**PROVIDED RECORDS**

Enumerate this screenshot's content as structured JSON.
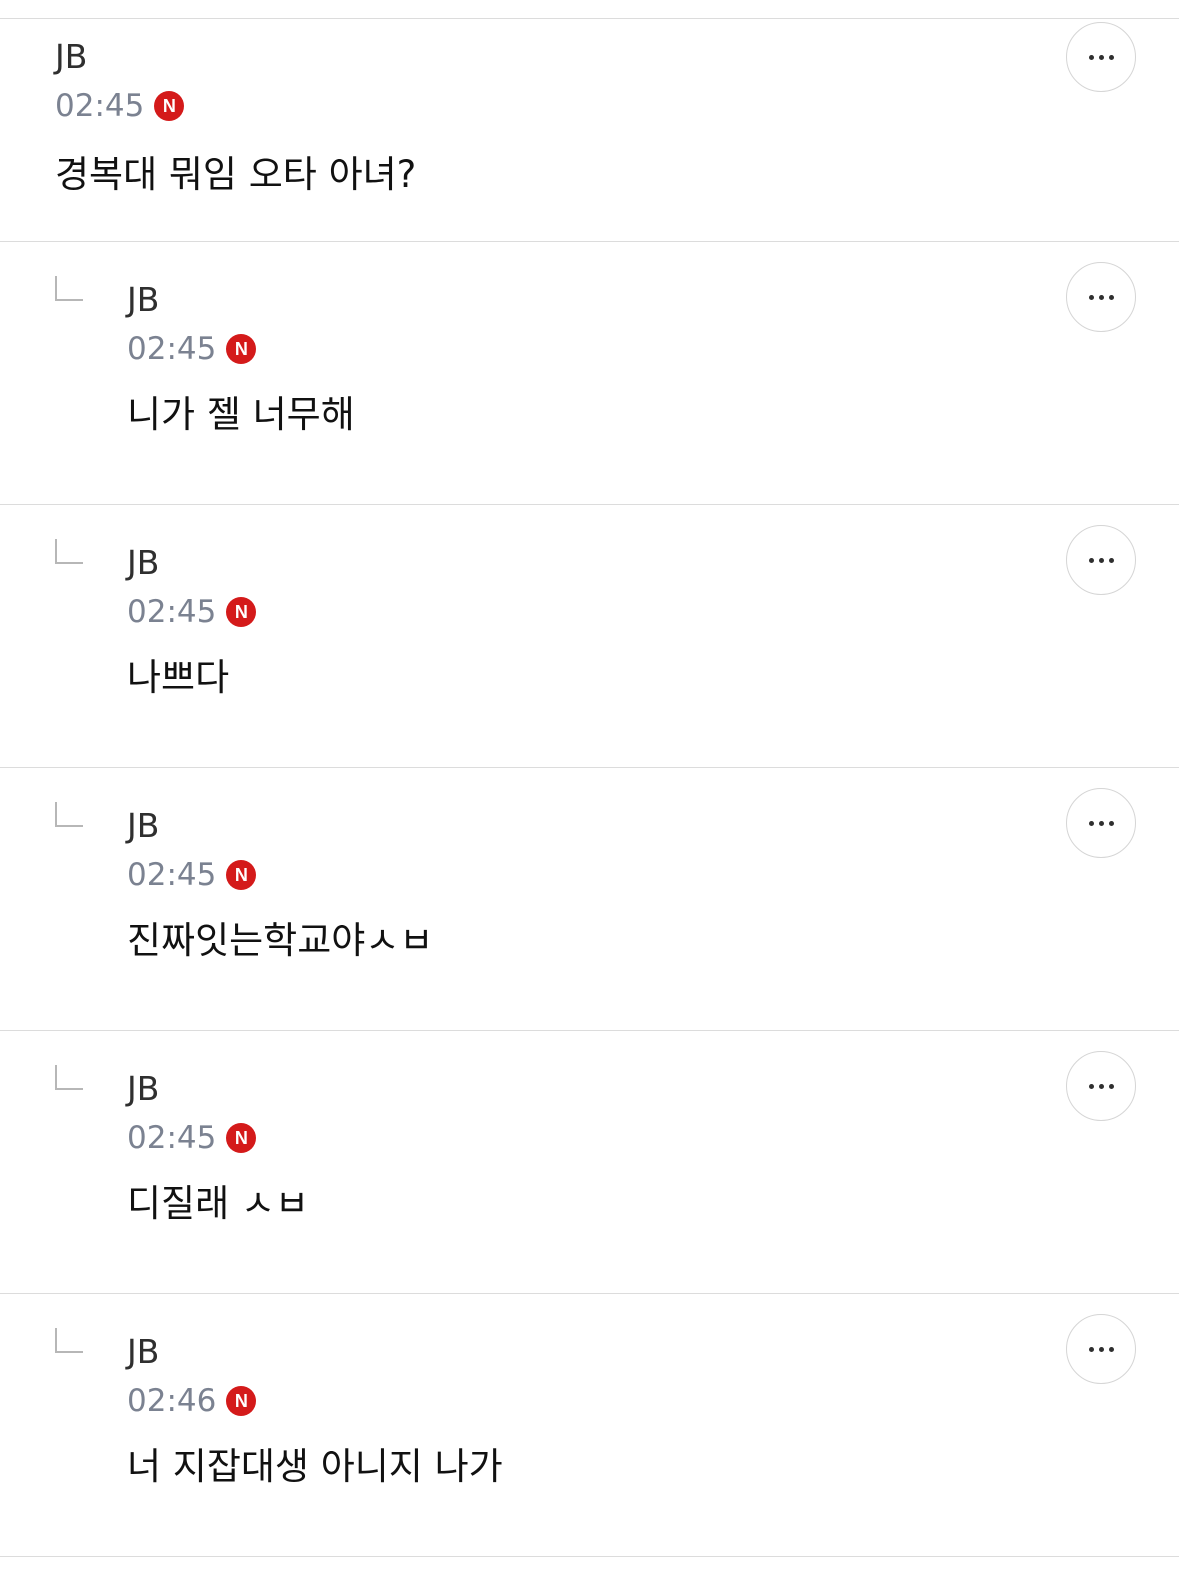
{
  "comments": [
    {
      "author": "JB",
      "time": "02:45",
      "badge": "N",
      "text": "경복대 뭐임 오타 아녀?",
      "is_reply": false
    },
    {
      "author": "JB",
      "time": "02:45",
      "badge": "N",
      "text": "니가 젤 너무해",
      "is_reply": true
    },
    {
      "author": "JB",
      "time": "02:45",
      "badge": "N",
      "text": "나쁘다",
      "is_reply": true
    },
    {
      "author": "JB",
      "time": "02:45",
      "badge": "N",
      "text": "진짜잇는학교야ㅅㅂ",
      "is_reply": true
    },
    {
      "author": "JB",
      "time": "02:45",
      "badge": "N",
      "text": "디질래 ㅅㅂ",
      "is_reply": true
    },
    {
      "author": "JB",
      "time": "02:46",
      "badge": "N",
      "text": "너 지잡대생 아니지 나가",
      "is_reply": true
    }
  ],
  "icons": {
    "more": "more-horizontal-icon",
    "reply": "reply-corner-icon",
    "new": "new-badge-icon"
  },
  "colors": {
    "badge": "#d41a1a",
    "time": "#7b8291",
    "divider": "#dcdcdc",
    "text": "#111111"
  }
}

==

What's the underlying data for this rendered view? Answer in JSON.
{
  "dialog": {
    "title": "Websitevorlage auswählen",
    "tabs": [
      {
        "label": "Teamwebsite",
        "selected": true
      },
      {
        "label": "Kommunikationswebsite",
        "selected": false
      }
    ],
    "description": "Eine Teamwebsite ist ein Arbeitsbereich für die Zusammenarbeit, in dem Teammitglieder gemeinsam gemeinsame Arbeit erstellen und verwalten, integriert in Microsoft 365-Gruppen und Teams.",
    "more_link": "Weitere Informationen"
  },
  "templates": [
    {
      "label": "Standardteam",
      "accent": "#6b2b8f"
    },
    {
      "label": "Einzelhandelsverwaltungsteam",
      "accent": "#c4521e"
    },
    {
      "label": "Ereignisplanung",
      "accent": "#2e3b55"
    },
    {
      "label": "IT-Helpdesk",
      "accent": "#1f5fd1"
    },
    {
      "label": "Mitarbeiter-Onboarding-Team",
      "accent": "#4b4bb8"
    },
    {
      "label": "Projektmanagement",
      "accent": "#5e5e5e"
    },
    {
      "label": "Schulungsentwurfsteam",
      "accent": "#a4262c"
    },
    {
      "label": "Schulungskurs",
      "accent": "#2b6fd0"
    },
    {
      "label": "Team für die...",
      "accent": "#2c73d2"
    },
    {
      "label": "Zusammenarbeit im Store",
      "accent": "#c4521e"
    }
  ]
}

**WRITTEN EXERCISE**
Go through the material line by line. Show each line that contains the string "Teamwebsite".

**OUTPUT OF THE TASK**
        "label": "Teamwebsite",
    "description": "Eine Teamwebsite ist ein Arbeitsbereich für die Zusammenarbeit, in dem Teammitglieder gemeinsam gemeinsame Arbeit erstellen und verwalten, integriert in Microsoft 365-Gruppen und Teams.",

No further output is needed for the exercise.